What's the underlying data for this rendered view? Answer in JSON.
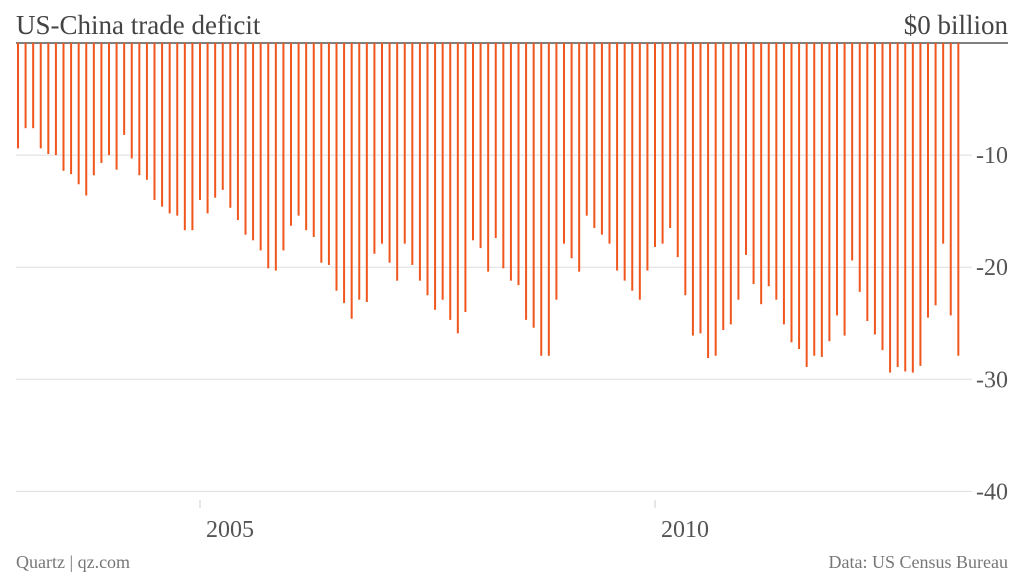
{
  "chart_data": {
    "type": "bar",
    "title": "US-China trade deficit",
    "source": "Data: US Census Bureau",
    "credit": "Quartz | qz.com",
    "color": "#f0561d",
    "grid": true,
    "categories": [
      null,
      null,
      null,
      null,
      null,
      null,
      null,
      null,
      null,
      null,
      null,
      null,
      null,
      null,
      null,
      null,
      null,
      null,
      null,
      null,
      null,
      null,
      null,
      null,
      "2005",
      null,
      null,
      null,
      null,
      null,
      null,
      null,
      null,
      null,
      null,
      null,
      null,
      null,
      null,
      null,
      null,
      null,
      null,
      null,
      null,
      null,
      null,
      null,
      null,
      null,
      null,
      null,
      null,
      null,
      null,
      null,
      null,
      null,
      null,
      null,
      null,
      null,
      null,
      null,
      null,
      null,
      null,
      null,
      null,
      null,
      null,
      null,
      null,
      null,
      null,
      null,
      null,
      null,
      null,
      null,
      null,
      null,
      null,
      null,
      "2010",
      null,
      null,
      null,
      null,
      null,
      null,
      null,
      null,
      null,
      null,
      null,
      null,
      null,
      null,
      null,
      null,
      null,
      null,
      null,
      null,
      null,
      null,
      null,
      null,
      null,
      null,
      null,
      null,
      null,
      null,
      null,
      null,
      null,
      null,
      null,
      null,
      null,
      null,
      null,
      null
    ],
    "values": [
      -9.4,
      -7.6,
      -7.6,
      -9.4,
      -9.9,
      -10.0,
      -11.4,
      -11.7,
      -12.6,
      -13.6,
      -11.8,
      -10.7,
      -10.0,
      -11.3,
      -8.2,
      -10.3,
      -11.8,
      -12.2,
      -14.0,
      -14.6,
      -15.2,
      -15.4,
      -16.7,
      -16.7,
      -14.0,
      -15.2,
      -13.8,
      -13.1,
      -14.7,
      -15.8,
      -17.1,
      -17.6,
      -18.5,
      -20.1,
      -20.3,
      -18.5,
      -16.3,
      -15.4,
      -16.7,
      -17.3,
      -19.6,
      -19.8,
      -22.1,
      -23.2,
      -24.6,
      -22.9,
      -23.1,
      -18.8,
      -17.9,
      -19.6,
      -21.2,
      -17.9,
      -19.8,
      -21.2,
      -22.5,
      -23.8,
      -22.9,
      -24.7,
      -25.9,
      -24.0,
      -17.6,
      -18.3,
      -20.4,
      -17.4,
      -20.1,
      -21.2,
      -21.6,
      -24.7,
      -25.4,
      -27.9,
      -27.9,
      -22.9,
      -17.9,
      -19.2,
      -20.4,
      -15.4,
      -16.5,
      -17.1,
      -17.9,
      -20.3,
      -21.2,
      -22.1,
      -22.9,
      -20.3,
      -18.2,
      -17.9,
      -16.5,
      -19.1,
      -22.5,
      -26.1,
      -25.9,
      -28.1,
      -27.9,
      -25.6,
      -25.1,
      -22.9,
      -18.9,
      -21.5,
      -23.3,
      -21.7,
      -22.9,
      -25.1,
      -26.7,
      -27.3,
      -28.9,
      -27.9,
      -28.0,
      -26.6,
      -24.3,
      -26.1,
      -19.4,
      -22.2,
      -24.8,
      -26.0,
      -27.4,
      -29.4,
      -28.9,
      -29.3,
      -29.4,
      -28.8,
      -24.5,
      -23.4,
      -17.9,
      -24.3,
      -27.9
    ],
    "ylim": [
      -40.5,
      0
    ],
    "yticks": [
      {
        "value": 0,
        "label": "$0 billion"
      },
      -10,
      -20,
      -30,
      -40
    ]
  }
}
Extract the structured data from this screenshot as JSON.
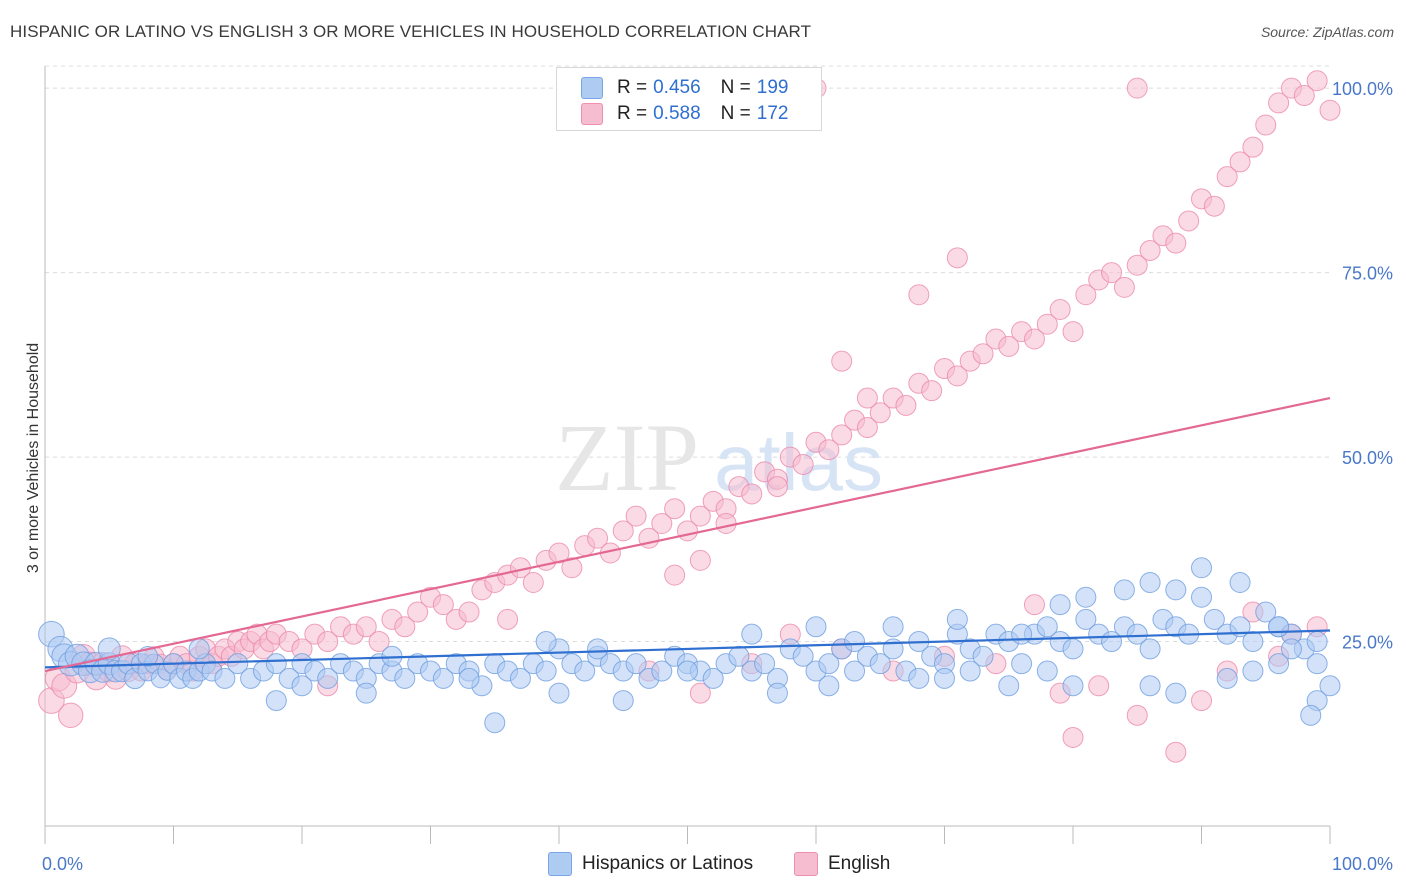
{
  "title": "HISPANIC OR LATINO VS ENGLISH 3 OR MORE VEHICLES IN HOUSEHOLD CORRELATION CHART",
  "source": "Source: ZipAtlas.com",
  "watermark": {
    "zip": "ZIP",
    "atlas": "atlas"
  },
  "stats": [
    {
      "r_label": "R =",
      "r_value": "0.456",
      "n_label": "N =",
      "n_value": "199",
      "color": "#aecbf2",
      "border": "#7aa6e6"
    },
    {
      "r_label": "R =",
      "r_value": "0.588",
      "n_label": "N =",
      "n_value": "172",
      "color": "#f6bcd0",
      "border": "#ee8fb0"
    }
  ],
  "legend": [
    {
      "label": "Hispanics or Latinos",
      "color": "#aecbf2",
      "border": "#7aa6e6"
    },
    {
      "label": "English",
      "color": "#f6bcd0",
      "border": "#ee8fb0"
    }
  ],
  "chart_data": {
    "type": "scatter",
    "title": "HISPANIC OR LATINO VS ENGLISH 3 OR MORE VEHICLES IN HOUSEHOLD CORRELATION CHART",
    "xlabel": "",
    "ylabel": "3 or more Vehicles in Household",
    "xlim": [
      0,
      100
    ],
    "ylim": [
      0,
      103
    ],
    "x_tick_labels": [
      "0.0%",
      "100.0%"
    ],
    "y_ticks": [
      25,
      50,
      75,
      100
    ],
    "y_tick_labels": [
      "25.0%",
      "50.0%",
      "75.0%",
      "100.0%"
    ],
    "grid": "dashed horizontal",
    "colors": {
      "blue_fill": "#aecbf2",
      "blue_stroke": "#6f9fe0",
      "blue_line": "#2f6fd0",
      "pink_fill": "#f6bcd0",
      "pink_stroke": "#ec8aab",
      "pink_line": "#e46894",
      "axis_text": "#4a78c8"
    },
    "series": [
      {
        "name": "Hispanics or Latinos",
        "trend": {
          "x": [
            0,
            100
          ],
          "y": [
            21.5,
            26.5
          ]
        },
        "points": [
          [
            0.5,
            26
          ],
          [
            1.2,
            24
          ],
          [
            1.5,
            23
          ],
          [
            2,
            22
          ],
          [
            2.5,
            23
          ],
          [
            3,
            22
          ],
          [
            3.5,
            21
          ],
          [
            4,
            22
          ],
          [
            4.5,
            21
          ],
          [
            5,
            22
          ],
          [
            5.5,
            21
          ],
          [
            6,
            21
          ],
          [
            6.5,
            22
          ],
          [
            7,
            20
          ],
          [
            7.5,
            22
          ],
          [
            8,
            21
          ],
          [
            8.5,
            22
          ],
          [
            9,
            20
          ],
          [
            9.5,
            21
          ],
          [
            10,
            22
          ],
          [
            10.5,
            20
          ],
          [
            11,
            21
          ],
          [
            11.5,
            20
          ],
          [
            12,
            21
          ],
          [
            12.5,
            22
          ],
          [
            13,
            21
          ],
          [
            14,
            20
          ],
          [
            15,
            22
          ],
          [
            16,
            20
          ],
          [
            17,
            21
          ],
          [
            18,
            22
          ],
          [
            19,
            20
          ],
          [
            20,
            22
          ],
          [
            21,
            21
          ],
          [
            22,
            20
          ],
          [
            23,
            22
          ],
          [
            24,
            21
          ],
          [
            25,
            20
          ],
          [
            26,
            22
          ],
          [
            27,
            21
          ],
          [
            28,
            20
          ],
          [
            29,
            22
          ],
          [
            30,
            21
          ],
          [
            31,
            20
          ],
          [
            32,
            22
          ],
          [
            33,
            21
          ],
          [
            34,
            19
          ],
          [
            35,
            22
          ],
          [
            36,
            21
          ],
          [
            37,
            20
          ],
          [
            38,
            22
          ],
          [
            39,
            21
          ],
          [
            40,
            24
          ],
          [
            41,
            22
          ],
          [
            42,
            21
          ],
          [
            43,
            23
          ],
          [
            44,
            22
          ],
          [
            45,
            21
          ],
          [
            46,
            22
          ],
          [
            47,
            20
          ],
          [
            48,
            21
          ],
          [
            49,
            23
          ],
          [
            50,
            22
          ],
          [
            51,
            21
          ],
          [
            52,
            20
          ],
          [
            53,
            22
          ],
          [
            54,
            23
          ],
          [
            55,
            21
          ],
          [
            56,
            22
          ],
          [
            57,
            20
          ],
          [
            58,
            24
          ],
          [
            59,
            23
          ],
          [
            60,
            21
          ],
          [
            61,
            22
          ],
          [
            62,
            24
          ],
          [
            63,
            21
          ],
          [
            64,
            23
          ],
          [
            65,
            22
          ],
          [
            66,
            24
          ],
          [
            67,
            21
          ],
          [
            68,
            25
          ],
          [
            69,
            23
          ],
          [
            70,
            22
          ],
          [
            71,
            26
          ],
          [
            72,
            24
          ],
          [
            73,
            23
          ],
          [
            74,
            26
          ],
          [
            75,
            25
          ],
          [
            76,
            22
          ],
          [
            77,
            26
          ],
          [
            78,
            27
          ],
          [
            79,
            25
          ],
          [
            80,
            24
          ],
          [
            81,
            28
          ],
          [
            82,
            26
          ],
          [
            83,
            25
          ],
          [
            84,
            27
          ],
          [
            85,
            26
          ],
          [
            86,
            24
          ],
          [
            87,
            28
          ],
          [
            88,
            27
          ],
          [
            89,
            26
          ],
          [
            90,
            31
          ],
          [
            91,
            28
          ],
          [
            92,
            26
          ],
          [
            93,
            27
          ],
          [
            94,
            25
          ],
          [
            95,
            29
          ],
          [
            96,
            27
          ],
          [
            97,
            26
          ],
          [
            98,
            24
          ],
          [
            99,
            25
          ],
          [
            100,
            19
          ],
          [
            18,
            17
          ],
          [
            25,
            18
          ],
          [
            35,
            14
          ],
          [
            40,
            18
          ],
          [
            45,
            17
          ],
          [
            57,
            18
          ],
          [
            61,
            19
          ],
          [
            68,
            20
          ],
          [
            70,
            20
          ],
          [
            72,
            21
          ],
          [
            75,
            19
          ],
          [
            78,
            21
          ],
          [
            80,
            19
          ],
          [
            86,
            19
          ],
          [
            88,
            18
          ],
          [
            92,
            20
          ],
          [
            94,
            21
          ],
          [
            96,
            22
          ],
          [
            99,
            17
          ],
          [
            98.5,
            15
          ],
          [
            5,
            24
          ],
          [
            8,
            23
          ],
          [
            12,
            24
          ],
          [
            20,
            19
          ],
          [
            27,
            23
          ],
          [
            33,
            20
          ],
          [
            39,
            25
          ],
          [
            43,
            24
          ],
          [
            50,
            21
          ],
          [
            55,
            26
          ],
          [
            60,
            27
          ],
          [
            63,
            25
          ],
          [
            66,
            27
          ],
          [
            71,
            28
          ],
          [
            76,
            26
          ],
          [
            79,
            30
          ],
          [
            81,
            31
          ],
          [
            84,
            32
          ],
          [
            86,
            33
          ],
          [
            88,
            32
          ],
          [
            90,
            35
          ],
          [
            93,
            33
          ],
          [
            96,
            27
          ],
          [
            97,
            24
          ],
          [
            99,
            22
          ]
        ]
      },
      {
        "name": "English",
        "trend": {
          "x": [
            0,
            100
          ],
          "y": [
            21,
            58
          ]
        },
        "points": [
          [
            0.5,
            17
          ],
          [
            1,
            20
          ],
          [
            1.5,
            19
          ],
          [
            2,
            15
          ],
          [
            2.5,
            21
          ],
          [
            3,
            23
          ],
          [
            3.5,
            22
          ],
          [
            4,
            20
          ],
          [
            4.5,
            22
          ],
          [
            5,
            21
          ],
          [
            5.5,
            20
          ],
          [
            6,
            23
          ],
          [
            6.5,
            21
          ],
          [
            7,
            22
          ],
          [
            7.5,
            21
          ],
          [
            8,
            22
          ],
          [
            8.5,
            23
          ],
          [
            9,
            22
          ],
          [
            9.5,
            21
          ],
          [
            10,
            22
          ],
          [
            10.5,
            23
          ],
          [
            11,
            22
          ],
          [
            11.5,
            21
          ],
          [
            12,
            23
          ],
          [
            12.5,
            24
          ],
          [
            13,
            22
          ],
          [
            13.5,
            23
          ],
          [
            14,
            24
          ],
          [
            14.5,
            23
          ],
          [
            15,
            25
          ],
          [
            15.5,
            24
          ],
          [
            16,
            25
          ],
          [
            16.5,
            26
          ],
          [
            17,
            24
          ],
          [
            17.5,
            25
          ],
          [
            18,
            26
          ],
          [
            19,
            25
          ],
          [
            20,
            24
          ],
          [
            21,
            26
          ],
          [
            22,
            25
          ],
          [
            23,
            27
          ],
          [
            24,
            26
          ],
          [
            25,
            27
          ],
          [
            26,
            25
          ],
          [
            27,
            28
          ],
          [
            28,
            27
          ],
          [
            29,
            29
          ],
          [
            30,
            31
          ],
          [
            31,
            30
          ],
          [
            32,
            28
          ],
          [
            33,
            29
          ],
          [
            34,
            32
          ],
          [
            35,
            33
          ],
          [
            36,
            34
          ],
          [
            37,
            35
          ],
          [
            38,
            33
          ],
          [
            39,
            36
          ],
          [
            40,
            37
          ],
          [
            41,
            35
          ],
          [
            42,
            38
          ],
          [
            43,
            39
          ],
          [
            44,
            37
          ],
          [
            45,
            40
          ],
          [
            46,
            42
          ],
          [
            47,
            39
          ],
          [
            48,
            41
          ],
          [
            49,
            43
          ],
          [
            50,
            40
          ],
          [
            51,
            42
          ],
          [
            52,
            44
          ],
          [
            53,
            43
          ],
          [
            54,
            46
          ],
          [
            55,
            45
          ],
          [
            56,
            48
          ],
          [
            57,
            47
          ],
          [
            58,
            50
          ],
          [
            59,
            49
          ],
          [
            60,
            52
          ],
          [
            61,
            51
          ],
          [
            62,
            53
          ],
          [
            63,
            55
          ],
          [
            64,
            54
          ],
          [
            65,
            56
          ],
          [
            66,
            58
          ],
          [
            67,
            57
          ],
          [
            68,
            60
          ],
          [
            69,
            59
          ],
          [
            70,
            62
          ],
          [
            71,
            61
          ],
          [
            72,
            63
          ],
          [
            73,
            64
          ],
          [
            74,
            66
          ],
          [
            75,
            65
          ],
          [
            76,
            67
          ],
          [
            77,
            66
          ],
          [
            78,
            68
          ],
          [
            79,
            70
          ],
          [
            80,
            67
          ],
          [
            81,
            72
          ],
          [
            82,
            74
          ],
          [
            83,
            75
          ],
          [
            84,
            73
          ],
          [
            85,
            76
          ],
          [
            86,
            78
          ],
          [
            87,
            80
          ],
          [
            88,
            79
          ],
          [
            89,
            82
          ],
          [
            90,
            85
          ],
          [
            91,
            84
          ],
          [
            92,
            88
          ],
          [
            93,
            90
          ],
          [
            94,
            92
          ],
          [
            95,
            95
          ],
          [
            96,
            98
          ],
          [
            97,
            100
          ],
          [
            98,
            99
          ],
          [
            99,
            101
          ],
          [
            100,
            97
          ],
          [
            22,
            19
          ],
          [
            36,
            28
          ],
          [
            47,
            21
          ],
          [
            51,
            18
          ],
          [
            55,
            22
          ],
          [
            58,
            26
          ],
          [
            62,
            24
          ],
          [
            66,
            21
          ],
          [
            70,
            23
          ],
          [
            74,
            22
          ],
          [
            77,
            30
          ],
          [
            79,
            18
          ],
          [
            80,
            12
          ],
          [
            82,
            19
          ],
          [
            85,
            15
          ],
          [
            88,
            10
          ],
          [
            90,
            17
          ],
          [
            92,
            21
          ],
          [
            94,
            29
          ],
          [
            96,
            23
          ],
          [
            97,
            26
          ],
          [
            99,
            27
          ],
          [
            60,
            100
          ],
          [
            85,
            100
          ],
          [
            71,
            77
          ],
          [
            68,
            72
          ],
          [
            62,
            63
          ],
          [
            64,
            58
          ],
          [
            57,
            46
          ],
          [
            53,
            41
          ],
          [
            51,
            36
          ],
          [
            49,
            34
          ]
        ]
      }
    ]
  }
}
--------------------
## What is needed
Scan the material above for the string "name" and report each line where you find it.

## Answer in full
        "name": "Hispanics or Latinos",
        "name": "English",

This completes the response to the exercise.